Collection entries
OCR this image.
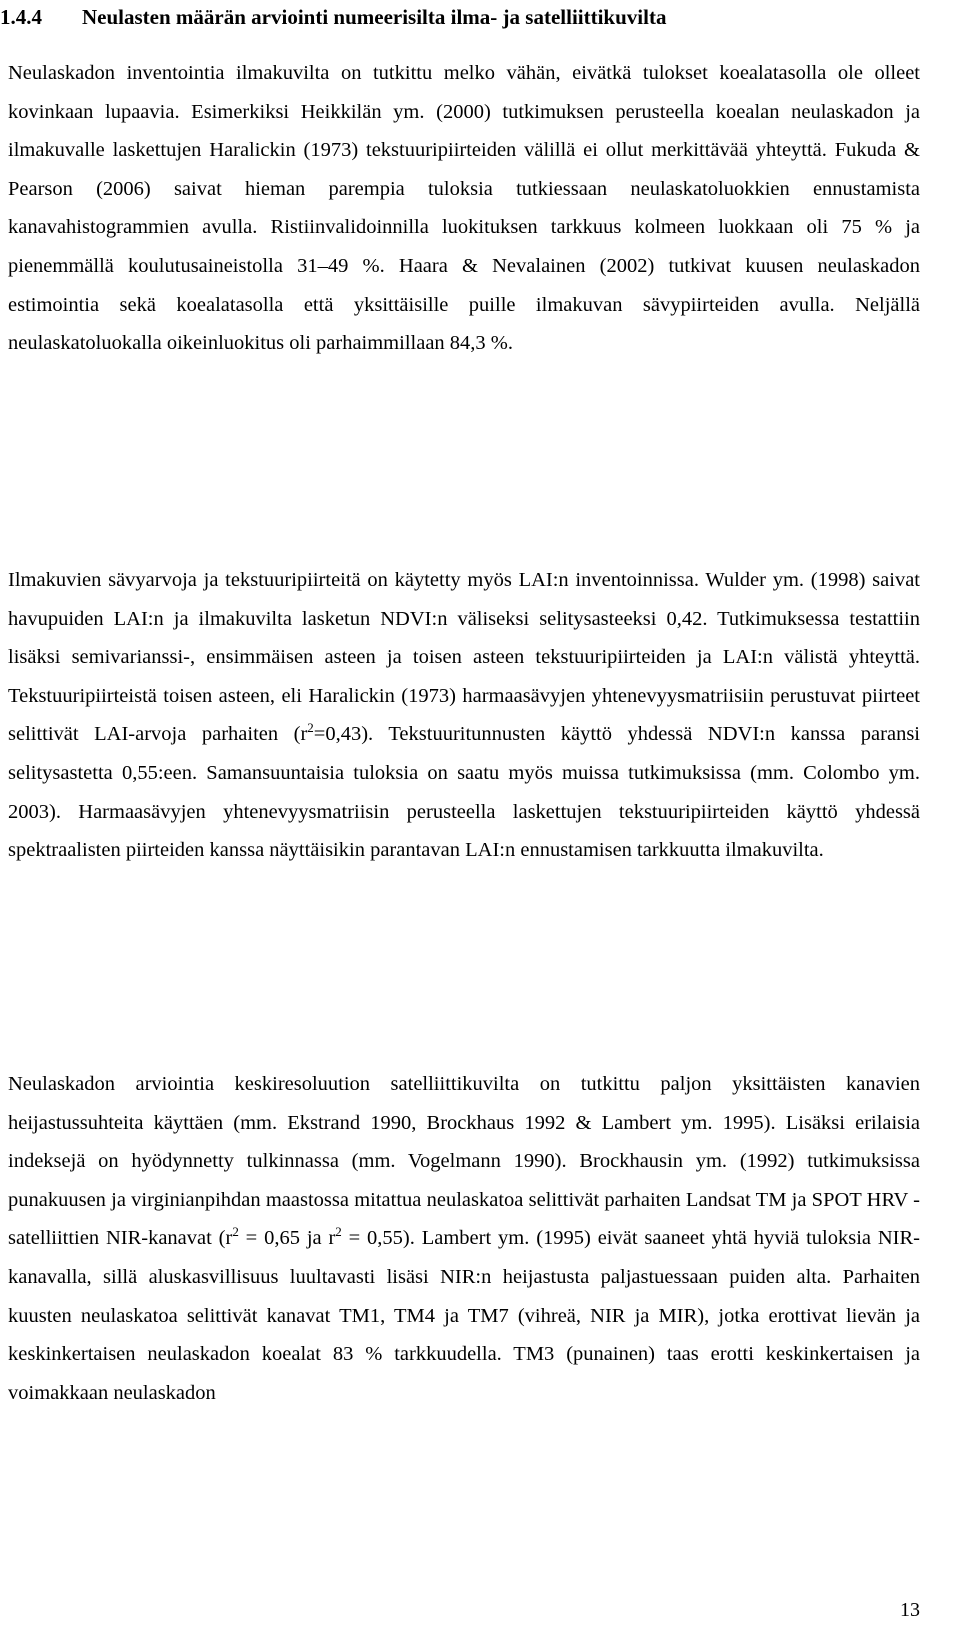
1.4.4 Neulasten määrän arviointi numeerisilta ilma- ja satelliittikuvilta

Neulaskadon inventointia ilmakuvilta on tutkittu melko vähän, eivätkä tulokset koealatasolla ole olleet kovinkaan lupaavia. Esimerkiksi Heikkilän ym. (2000) tutkimuksen perusteella koealan neulaskadon ja ilmakuvalle laskettujen Haralickin (1973) tekstuuripiirteiden välillä ei ollut merkittävää yhteyttä. Fukuda & Pearson (2006) saivat hieman parempia tuloksia tutkiessaan neulaskatoluokkien ennustamista kanavahistogrammien avulla. Ristiinvalidoinnilla luokituksen tarkkuus kolmeen luokkaan oli 75 % ja pienemmällä koulutusaineistolla 31–49 %. Haara & Nevalainen (2002) tutkivat kuusen neulaskadon estimointia sekä koealatasolla että yksittäisille puille ilmakuvan sävypiirteiden avulla. Neljällä neulaskatoluokalla oikeinluokitus oli parhaimmillaan 84,3 %.

Ilmakuvien sävyarvoja ja tekstuuripiirteitä on käytetty myös LAI:n inventoinnissa. Wulder ym. (1998) saivat havupuiden LAI:n ja ilmakuvilta lasketun NDVI:n väliseksi selitysasteeksi 0,42. Tutkimuksessa testattiin lisäksi semivarianssi-, ensimmäisen asteen ja toisen asteen tekstuuripiirteiden ja LAI:n välistä yhteyttä. Tekstuuripiirteistä toisen asteen, eli Haralickin (1973) harmaasävyjen yhtenevyysmatriisiin perustuvat piirteet selittivät LAI-arvoja parhaiten $(r^2=0,43)$. Tekstuuritunnusten käyttö yhdessä NDVI:n kanssa paransi selitysastetta 0,55:een. Samansuuntaisia tuloksia on saatu myös muissa tutkimuksissa (mm. Colombo ym. 2003). Harmaasävyjen yhtenevyysmatriisin perusteella laskettujen tekstuuripiirteiden käyttö yhdessä spektraalisten piirteiden kanssa näyttäisikin parantavan LAI:n ennustamisen tarkkuutta ilmakuvilta.

Neulaskadon arviointia keskiresoluution satelliittikuvilta on tutkittu paljon yksittäisten kanavien heijastussuhteita käyttäen (mm. Ekstrand 1990, Brockhaus 1992 & Lambert ym. 1995). Lisäksi erilaisia indeksejä on hyödynnetty tulkinnassa (mm. Vogelmann 1990). Brockhausin ym. (1992) tutkimuksissa punakuusen ja virginianpihdan maastossa mitattua neulaskatoa selittivät parhaiten Landsat TM ja SPOT HRV -satelliittien NIR-kanavat ($r^2 = 0,65$ ja $r^2 = 0,55$). Lambert ym. (1995) eivät saaneet yhtä hyviä tuloksia NIR-kanavalla, sillä aluskasvillisuus luultavasti lisäsi NIR:n heijastusta paljastuessaan puiden alta. Parhaiten kuusten neulaskatoa selittivät kanavat TM1, TM4 ja TM7 (vihreä, NIR ja MIR), jotka erottivat lievän ja keskinkertaisen neulaskadon koealat 83 % tarkkuudella. TM3 (punainen) taas erotti keskinkertaisen ja voimakkaan neulaskadon

13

▶ [SET PROBLEM] How many lines in the records above contain the word "tutkimuksissa"? Reply with the number alone.

▶ [ANSWER FOR THIS EXERCISE] 2